- Aim of the task -
Gather each line containing the string "inner" from these entries.
··· Source material ···
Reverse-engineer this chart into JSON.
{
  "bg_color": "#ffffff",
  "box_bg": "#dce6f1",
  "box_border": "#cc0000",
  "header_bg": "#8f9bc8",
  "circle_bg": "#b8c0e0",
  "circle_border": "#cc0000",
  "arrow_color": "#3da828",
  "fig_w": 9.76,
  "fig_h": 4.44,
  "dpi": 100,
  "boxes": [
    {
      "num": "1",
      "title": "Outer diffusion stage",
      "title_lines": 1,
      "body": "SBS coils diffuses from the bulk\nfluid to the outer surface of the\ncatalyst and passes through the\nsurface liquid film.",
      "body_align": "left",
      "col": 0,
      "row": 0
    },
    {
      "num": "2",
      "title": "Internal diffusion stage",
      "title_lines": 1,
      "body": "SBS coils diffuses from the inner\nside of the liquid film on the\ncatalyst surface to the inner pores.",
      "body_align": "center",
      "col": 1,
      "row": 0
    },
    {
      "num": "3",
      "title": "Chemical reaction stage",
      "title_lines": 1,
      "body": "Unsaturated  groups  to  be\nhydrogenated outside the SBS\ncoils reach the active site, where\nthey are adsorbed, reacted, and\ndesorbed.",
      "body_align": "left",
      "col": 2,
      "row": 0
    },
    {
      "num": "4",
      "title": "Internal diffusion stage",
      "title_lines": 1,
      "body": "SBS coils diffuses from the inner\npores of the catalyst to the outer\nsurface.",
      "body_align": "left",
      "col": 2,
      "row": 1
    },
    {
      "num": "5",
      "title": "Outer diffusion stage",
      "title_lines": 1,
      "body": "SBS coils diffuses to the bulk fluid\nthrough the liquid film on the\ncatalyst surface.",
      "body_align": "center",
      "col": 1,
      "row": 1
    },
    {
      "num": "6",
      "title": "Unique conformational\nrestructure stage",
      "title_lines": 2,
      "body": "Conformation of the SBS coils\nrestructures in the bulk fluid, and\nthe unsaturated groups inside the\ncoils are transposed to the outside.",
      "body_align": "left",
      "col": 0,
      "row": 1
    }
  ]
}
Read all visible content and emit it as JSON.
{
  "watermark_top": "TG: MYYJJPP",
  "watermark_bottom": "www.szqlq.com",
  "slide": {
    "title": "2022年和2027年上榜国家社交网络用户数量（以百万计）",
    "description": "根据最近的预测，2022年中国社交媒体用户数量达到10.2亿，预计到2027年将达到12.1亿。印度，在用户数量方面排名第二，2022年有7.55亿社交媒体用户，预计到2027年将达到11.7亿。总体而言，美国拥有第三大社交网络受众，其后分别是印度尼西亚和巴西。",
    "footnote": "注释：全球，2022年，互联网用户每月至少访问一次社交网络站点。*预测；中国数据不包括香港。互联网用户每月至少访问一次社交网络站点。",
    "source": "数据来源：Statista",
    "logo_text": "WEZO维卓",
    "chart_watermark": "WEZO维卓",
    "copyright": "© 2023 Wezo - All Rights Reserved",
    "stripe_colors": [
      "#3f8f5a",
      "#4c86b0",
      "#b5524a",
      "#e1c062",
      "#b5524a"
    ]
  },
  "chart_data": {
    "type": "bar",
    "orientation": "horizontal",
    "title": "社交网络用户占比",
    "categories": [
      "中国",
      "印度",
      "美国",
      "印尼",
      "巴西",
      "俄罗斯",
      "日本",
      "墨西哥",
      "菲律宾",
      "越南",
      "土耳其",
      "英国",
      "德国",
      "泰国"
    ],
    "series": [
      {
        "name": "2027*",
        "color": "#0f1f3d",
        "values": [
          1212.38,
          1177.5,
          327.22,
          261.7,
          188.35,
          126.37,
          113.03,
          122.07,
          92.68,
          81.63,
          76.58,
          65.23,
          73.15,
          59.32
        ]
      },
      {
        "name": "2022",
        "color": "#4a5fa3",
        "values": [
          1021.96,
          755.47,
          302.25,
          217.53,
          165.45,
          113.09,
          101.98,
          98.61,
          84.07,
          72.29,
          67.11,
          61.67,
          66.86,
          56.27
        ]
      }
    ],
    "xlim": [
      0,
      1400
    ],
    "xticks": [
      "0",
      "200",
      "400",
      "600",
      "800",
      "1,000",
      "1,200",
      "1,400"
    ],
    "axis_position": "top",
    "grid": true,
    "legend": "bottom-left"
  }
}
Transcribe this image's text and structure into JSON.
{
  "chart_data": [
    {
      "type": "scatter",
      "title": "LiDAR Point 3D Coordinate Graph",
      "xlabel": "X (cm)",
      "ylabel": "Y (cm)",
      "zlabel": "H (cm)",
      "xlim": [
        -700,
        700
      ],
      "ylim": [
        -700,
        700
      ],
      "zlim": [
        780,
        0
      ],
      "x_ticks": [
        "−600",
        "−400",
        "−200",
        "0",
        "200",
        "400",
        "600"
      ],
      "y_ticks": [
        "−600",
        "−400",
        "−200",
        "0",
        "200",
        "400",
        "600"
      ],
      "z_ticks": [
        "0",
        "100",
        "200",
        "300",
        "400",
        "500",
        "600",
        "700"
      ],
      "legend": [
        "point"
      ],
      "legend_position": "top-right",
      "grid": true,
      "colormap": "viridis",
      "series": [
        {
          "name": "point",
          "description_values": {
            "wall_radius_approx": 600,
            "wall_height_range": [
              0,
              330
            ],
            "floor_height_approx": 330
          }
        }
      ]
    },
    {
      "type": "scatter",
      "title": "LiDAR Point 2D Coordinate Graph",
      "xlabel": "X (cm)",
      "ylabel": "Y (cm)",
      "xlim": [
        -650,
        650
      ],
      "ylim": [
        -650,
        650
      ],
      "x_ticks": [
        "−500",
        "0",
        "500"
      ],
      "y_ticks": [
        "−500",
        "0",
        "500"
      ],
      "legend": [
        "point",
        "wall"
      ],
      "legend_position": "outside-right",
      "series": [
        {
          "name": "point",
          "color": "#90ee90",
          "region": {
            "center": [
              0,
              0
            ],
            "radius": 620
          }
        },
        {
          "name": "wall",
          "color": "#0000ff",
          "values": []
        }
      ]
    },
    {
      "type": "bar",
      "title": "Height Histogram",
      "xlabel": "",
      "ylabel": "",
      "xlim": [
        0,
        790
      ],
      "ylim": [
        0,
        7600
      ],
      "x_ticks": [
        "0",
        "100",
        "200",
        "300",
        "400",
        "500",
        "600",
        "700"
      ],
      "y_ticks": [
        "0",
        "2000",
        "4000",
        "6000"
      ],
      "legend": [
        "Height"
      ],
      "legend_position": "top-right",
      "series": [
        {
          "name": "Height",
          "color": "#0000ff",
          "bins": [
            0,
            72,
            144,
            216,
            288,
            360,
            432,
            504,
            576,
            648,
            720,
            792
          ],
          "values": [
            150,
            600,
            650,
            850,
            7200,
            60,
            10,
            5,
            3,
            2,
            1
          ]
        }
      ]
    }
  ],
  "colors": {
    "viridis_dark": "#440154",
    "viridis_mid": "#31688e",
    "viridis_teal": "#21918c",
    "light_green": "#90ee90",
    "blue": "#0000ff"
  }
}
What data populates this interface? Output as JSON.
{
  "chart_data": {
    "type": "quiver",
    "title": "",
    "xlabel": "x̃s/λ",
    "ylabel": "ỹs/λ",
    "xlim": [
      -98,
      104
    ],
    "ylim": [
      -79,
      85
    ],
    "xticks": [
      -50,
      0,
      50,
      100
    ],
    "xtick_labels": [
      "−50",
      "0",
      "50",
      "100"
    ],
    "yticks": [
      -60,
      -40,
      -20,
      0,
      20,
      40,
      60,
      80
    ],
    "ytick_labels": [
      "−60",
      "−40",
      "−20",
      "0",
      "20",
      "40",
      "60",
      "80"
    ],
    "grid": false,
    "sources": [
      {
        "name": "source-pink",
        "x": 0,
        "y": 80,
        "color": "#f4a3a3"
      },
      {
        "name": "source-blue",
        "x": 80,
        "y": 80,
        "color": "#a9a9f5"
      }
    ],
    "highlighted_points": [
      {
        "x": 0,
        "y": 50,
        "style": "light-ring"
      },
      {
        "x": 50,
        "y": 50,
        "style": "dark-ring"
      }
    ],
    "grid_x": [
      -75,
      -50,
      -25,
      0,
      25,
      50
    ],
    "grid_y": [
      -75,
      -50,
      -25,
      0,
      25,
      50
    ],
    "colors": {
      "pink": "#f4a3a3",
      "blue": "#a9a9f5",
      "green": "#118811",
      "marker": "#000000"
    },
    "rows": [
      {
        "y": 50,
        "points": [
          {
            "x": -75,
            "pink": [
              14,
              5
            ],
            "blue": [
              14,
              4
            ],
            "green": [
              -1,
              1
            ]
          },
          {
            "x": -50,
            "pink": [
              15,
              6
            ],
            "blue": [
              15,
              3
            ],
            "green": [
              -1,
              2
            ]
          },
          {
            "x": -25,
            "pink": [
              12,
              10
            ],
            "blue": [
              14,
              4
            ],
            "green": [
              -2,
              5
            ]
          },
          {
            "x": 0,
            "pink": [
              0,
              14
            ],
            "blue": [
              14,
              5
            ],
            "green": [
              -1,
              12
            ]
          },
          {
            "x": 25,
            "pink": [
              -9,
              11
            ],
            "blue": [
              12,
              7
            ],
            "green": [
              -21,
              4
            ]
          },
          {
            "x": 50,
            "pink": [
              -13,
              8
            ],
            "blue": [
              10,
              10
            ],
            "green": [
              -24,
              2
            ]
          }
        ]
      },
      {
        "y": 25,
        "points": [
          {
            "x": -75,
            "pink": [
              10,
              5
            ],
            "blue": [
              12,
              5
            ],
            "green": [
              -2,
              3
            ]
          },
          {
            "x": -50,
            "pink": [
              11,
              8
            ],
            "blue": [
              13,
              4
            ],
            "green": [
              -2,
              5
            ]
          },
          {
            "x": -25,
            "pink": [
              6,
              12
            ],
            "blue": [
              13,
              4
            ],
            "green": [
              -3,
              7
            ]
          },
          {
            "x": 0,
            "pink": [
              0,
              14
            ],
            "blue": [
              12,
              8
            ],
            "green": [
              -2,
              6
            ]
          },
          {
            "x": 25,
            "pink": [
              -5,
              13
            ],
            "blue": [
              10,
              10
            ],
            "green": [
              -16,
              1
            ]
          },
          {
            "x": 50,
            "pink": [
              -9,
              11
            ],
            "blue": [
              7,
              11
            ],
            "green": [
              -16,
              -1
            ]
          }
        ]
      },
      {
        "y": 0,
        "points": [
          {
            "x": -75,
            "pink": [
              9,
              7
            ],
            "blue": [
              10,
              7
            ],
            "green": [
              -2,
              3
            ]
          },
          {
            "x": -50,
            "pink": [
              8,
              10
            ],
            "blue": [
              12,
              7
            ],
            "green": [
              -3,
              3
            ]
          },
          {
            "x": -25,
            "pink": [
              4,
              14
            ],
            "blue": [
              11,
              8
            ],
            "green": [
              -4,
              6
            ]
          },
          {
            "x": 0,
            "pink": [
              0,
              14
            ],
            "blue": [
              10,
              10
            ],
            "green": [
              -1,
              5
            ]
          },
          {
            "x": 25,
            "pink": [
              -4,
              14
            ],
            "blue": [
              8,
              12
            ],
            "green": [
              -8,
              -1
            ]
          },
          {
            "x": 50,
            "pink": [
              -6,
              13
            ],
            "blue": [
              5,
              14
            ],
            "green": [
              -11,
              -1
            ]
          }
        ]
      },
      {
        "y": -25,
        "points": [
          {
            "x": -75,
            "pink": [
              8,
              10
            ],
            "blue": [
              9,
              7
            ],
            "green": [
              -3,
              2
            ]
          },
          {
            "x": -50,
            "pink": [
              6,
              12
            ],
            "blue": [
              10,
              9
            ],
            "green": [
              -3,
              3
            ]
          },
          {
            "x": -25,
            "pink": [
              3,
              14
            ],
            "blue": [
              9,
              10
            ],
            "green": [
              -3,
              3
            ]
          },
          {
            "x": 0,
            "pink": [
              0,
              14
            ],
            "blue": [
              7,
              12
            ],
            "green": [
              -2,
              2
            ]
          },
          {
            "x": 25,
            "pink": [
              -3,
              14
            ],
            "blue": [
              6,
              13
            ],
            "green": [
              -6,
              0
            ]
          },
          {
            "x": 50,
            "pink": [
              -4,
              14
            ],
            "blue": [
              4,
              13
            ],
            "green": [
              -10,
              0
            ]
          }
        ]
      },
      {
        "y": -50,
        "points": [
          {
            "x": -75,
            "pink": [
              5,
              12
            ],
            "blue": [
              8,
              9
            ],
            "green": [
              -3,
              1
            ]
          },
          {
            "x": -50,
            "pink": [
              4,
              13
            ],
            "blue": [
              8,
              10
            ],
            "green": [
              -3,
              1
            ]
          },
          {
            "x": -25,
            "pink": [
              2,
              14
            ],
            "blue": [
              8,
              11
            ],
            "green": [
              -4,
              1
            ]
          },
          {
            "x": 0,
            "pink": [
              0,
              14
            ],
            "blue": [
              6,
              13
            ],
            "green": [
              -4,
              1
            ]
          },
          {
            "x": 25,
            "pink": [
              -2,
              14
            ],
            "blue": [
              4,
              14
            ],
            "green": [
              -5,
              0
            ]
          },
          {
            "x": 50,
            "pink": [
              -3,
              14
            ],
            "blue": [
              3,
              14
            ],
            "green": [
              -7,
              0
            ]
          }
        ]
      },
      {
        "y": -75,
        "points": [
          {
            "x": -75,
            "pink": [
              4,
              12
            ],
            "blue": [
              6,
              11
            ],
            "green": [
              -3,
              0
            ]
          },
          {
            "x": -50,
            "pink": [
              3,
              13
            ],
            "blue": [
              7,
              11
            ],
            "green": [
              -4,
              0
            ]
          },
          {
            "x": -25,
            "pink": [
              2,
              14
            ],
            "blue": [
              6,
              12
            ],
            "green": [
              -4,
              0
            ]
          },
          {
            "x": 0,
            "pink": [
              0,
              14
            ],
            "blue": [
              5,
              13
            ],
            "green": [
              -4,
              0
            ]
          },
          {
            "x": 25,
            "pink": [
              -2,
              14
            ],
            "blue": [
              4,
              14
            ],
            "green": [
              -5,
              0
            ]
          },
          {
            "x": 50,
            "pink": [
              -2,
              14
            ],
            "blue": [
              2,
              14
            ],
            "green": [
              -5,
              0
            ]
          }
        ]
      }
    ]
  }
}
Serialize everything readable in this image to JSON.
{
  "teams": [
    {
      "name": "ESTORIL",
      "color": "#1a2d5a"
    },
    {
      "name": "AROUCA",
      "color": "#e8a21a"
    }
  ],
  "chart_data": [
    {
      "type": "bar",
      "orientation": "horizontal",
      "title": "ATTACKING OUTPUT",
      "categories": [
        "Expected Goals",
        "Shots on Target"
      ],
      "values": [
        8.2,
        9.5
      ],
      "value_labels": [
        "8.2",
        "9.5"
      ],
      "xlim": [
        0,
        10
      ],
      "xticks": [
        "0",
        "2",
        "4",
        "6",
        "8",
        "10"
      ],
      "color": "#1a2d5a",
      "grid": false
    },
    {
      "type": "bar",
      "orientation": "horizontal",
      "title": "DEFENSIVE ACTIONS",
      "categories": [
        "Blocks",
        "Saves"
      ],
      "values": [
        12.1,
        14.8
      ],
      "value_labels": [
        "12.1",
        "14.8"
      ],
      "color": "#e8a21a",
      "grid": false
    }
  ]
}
···
- Task response -
      "body": "SBS coils diffuses from the inner\nside of the liquid film on the\ncatalyst surface to the inner pores.",
      "body": "SBS coils diffuses from the inner\npores of the catalyst to the outer\nsurface.",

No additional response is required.